• Your goal: Where does the word "System" occur in the entries below? Copy every line that has it.

Content starts

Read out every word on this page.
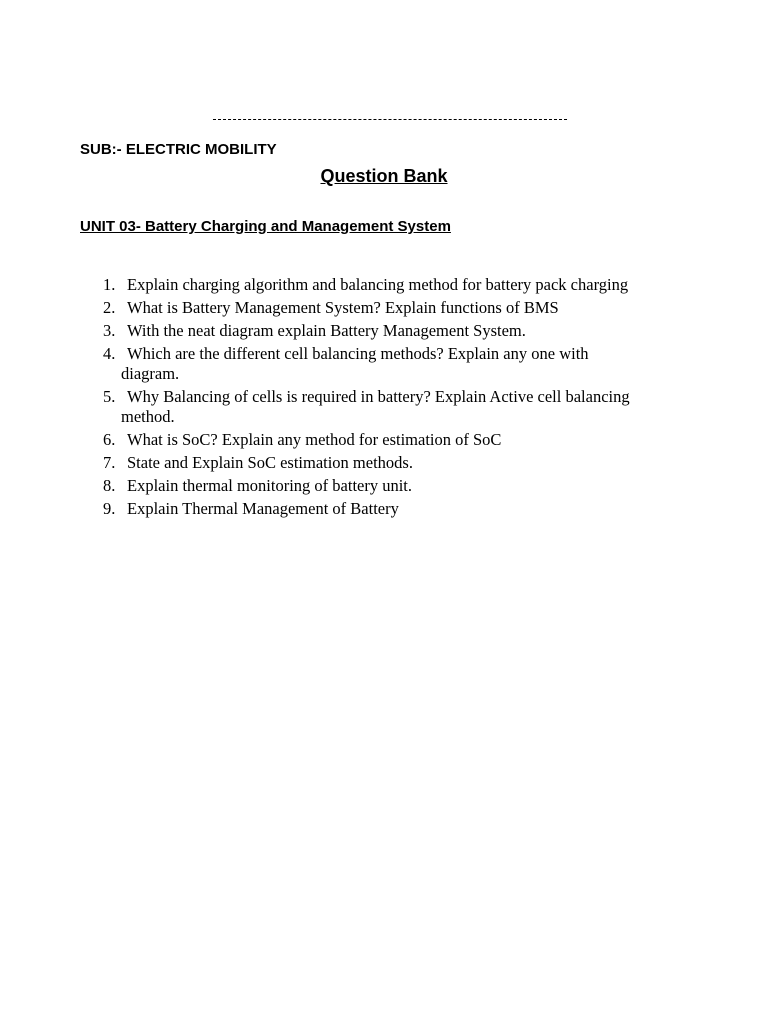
SUB:- ELECTRIC MOBILITY
Question Bank
UNIT 03- Battery Charging and Management System
1. Explain charging algorithm and balancing method for battery pack charging
2. What is Battery Management System? Explain functions of BMS
3. With the neat diagram explain Battery Management System.
4. Which are the different cell balancing methods? Explain any one with
diagram.
5. Why Balancing of cells is required in battery? Explain Active cell balancing
method.
6. What is SoC? Explain any method for estimation of SoC
7. State and Explain SoC estimation methods.
8. Explain thermal monitoring of battery unit.
9. Explain Thermal Management of Battery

Content ends

• Solution for this problem:
UNIT 03- Battery Charging and Management System
2. What is Battery Management System? Explain functions of BMS
3. With the neat diagram explain Battery Management System.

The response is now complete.